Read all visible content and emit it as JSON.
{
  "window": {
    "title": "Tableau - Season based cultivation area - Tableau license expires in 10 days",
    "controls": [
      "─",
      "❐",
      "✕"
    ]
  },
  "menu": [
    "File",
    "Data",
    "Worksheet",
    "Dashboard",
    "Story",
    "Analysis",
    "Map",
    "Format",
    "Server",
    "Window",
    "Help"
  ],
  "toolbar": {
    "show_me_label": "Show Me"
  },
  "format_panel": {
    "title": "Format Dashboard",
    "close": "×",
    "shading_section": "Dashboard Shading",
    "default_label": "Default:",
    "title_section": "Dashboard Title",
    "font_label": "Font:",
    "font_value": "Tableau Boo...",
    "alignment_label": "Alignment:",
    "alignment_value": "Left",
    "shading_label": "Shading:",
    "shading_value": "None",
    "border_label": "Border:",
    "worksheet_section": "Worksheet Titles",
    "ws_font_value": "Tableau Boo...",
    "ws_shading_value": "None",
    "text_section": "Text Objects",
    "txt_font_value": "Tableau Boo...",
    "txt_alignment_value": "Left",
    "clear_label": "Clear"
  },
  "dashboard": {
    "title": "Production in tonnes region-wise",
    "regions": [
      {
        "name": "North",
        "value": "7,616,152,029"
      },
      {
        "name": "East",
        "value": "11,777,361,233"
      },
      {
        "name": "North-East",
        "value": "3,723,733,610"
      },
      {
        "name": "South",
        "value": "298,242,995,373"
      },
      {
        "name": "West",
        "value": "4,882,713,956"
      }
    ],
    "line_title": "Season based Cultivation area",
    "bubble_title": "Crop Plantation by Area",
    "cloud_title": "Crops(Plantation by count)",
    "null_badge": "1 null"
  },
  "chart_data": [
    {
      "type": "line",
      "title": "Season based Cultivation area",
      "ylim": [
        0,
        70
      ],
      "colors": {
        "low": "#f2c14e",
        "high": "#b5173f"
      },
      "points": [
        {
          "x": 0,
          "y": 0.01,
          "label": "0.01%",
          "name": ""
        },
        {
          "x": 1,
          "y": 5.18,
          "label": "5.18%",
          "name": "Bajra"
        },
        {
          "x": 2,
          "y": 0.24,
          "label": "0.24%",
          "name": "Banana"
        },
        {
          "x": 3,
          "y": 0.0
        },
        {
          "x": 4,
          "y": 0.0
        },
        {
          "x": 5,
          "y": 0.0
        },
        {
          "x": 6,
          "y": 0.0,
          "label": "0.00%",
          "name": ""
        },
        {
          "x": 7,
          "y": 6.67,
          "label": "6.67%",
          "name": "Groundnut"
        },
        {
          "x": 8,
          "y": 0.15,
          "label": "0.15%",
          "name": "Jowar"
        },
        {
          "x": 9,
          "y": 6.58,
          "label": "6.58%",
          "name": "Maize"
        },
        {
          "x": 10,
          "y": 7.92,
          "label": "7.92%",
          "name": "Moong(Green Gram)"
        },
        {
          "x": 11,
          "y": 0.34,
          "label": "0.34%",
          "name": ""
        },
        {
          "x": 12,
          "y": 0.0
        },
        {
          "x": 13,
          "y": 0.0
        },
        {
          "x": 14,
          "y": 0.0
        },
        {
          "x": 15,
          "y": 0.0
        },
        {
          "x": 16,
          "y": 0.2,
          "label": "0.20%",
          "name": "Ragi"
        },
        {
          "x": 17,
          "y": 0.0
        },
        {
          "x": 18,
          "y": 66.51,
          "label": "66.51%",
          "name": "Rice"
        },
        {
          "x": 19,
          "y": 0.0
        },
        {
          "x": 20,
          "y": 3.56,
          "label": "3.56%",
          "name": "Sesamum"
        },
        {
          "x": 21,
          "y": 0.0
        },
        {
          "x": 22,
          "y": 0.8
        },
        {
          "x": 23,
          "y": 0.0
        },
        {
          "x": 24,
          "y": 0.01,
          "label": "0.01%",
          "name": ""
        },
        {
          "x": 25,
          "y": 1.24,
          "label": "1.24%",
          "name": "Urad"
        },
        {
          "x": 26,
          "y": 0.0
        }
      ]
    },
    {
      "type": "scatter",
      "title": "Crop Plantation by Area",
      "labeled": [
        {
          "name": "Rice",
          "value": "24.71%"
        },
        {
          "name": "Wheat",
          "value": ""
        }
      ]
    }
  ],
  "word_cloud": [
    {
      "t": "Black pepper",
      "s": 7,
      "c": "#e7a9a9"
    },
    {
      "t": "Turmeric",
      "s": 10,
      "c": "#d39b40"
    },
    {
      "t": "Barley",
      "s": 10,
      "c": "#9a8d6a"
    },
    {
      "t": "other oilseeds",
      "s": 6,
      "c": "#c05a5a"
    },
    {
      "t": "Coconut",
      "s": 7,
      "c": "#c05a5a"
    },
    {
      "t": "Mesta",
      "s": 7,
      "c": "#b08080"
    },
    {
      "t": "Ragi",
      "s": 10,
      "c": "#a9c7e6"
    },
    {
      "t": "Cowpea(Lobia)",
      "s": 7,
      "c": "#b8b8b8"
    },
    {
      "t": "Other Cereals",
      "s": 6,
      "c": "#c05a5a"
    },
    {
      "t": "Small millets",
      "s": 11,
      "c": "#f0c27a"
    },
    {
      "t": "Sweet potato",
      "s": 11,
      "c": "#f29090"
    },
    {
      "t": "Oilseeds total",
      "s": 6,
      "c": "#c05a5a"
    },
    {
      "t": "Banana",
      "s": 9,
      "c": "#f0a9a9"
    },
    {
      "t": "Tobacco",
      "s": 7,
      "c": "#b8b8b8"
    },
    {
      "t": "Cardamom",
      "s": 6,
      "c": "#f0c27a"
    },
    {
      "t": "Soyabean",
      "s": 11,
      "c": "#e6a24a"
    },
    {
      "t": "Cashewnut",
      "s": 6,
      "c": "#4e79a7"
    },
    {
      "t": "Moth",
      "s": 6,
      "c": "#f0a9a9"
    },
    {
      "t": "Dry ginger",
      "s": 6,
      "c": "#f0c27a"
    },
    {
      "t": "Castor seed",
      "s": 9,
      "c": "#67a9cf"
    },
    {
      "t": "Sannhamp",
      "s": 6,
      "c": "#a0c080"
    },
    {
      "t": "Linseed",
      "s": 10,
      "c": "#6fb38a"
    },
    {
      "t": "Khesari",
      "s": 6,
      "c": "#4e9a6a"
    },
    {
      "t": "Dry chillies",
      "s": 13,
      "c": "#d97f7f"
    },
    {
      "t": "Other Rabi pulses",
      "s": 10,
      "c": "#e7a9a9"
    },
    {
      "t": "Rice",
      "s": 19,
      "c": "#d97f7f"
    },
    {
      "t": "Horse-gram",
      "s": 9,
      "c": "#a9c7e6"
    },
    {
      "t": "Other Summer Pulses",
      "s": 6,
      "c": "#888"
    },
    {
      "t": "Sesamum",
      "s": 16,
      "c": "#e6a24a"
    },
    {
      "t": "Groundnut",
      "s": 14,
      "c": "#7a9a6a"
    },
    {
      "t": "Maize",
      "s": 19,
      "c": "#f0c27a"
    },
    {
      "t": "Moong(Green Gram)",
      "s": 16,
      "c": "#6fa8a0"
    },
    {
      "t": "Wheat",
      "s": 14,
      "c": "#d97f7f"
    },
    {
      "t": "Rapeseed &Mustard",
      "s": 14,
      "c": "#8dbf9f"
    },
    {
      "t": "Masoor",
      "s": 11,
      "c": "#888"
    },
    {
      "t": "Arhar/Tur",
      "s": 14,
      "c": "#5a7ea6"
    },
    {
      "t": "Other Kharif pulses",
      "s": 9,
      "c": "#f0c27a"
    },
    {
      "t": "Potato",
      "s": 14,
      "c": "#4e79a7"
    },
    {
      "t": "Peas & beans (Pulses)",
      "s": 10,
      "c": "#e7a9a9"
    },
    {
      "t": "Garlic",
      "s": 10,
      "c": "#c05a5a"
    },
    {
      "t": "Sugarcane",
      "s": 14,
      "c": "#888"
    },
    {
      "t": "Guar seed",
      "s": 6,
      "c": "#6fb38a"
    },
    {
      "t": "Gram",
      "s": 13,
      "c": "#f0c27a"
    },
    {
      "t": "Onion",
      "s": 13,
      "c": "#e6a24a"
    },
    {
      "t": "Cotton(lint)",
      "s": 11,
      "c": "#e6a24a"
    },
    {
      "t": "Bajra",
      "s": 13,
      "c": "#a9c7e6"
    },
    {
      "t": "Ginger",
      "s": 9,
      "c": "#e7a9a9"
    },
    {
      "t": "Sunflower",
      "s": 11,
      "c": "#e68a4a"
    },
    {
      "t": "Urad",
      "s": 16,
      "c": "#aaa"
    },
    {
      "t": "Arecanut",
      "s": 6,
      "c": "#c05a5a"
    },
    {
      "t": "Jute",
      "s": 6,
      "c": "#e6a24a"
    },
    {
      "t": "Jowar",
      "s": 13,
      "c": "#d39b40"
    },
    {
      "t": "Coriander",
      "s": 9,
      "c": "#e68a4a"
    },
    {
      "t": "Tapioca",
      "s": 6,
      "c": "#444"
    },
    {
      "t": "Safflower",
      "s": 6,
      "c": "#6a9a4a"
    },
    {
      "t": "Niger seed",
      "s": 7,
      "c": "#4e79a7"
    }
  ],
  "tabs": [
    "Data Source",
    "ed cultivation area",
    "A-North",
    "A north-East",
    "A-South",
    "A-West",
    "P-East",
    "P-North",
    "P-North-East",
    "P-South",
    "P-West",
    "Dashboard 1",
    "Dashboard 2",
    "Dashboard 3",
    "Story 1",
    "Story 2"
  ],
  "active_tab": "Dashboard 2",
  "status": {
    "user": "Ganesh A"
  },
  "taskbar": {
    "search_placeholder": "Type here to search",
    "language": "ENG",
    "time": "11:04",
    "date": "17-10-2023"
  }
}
★ ★ ★ ★ ★
(Exercise description) In the records shown above, how many lines include the word "Worksheet"? Answer with the number only.

(Exercise solution) 2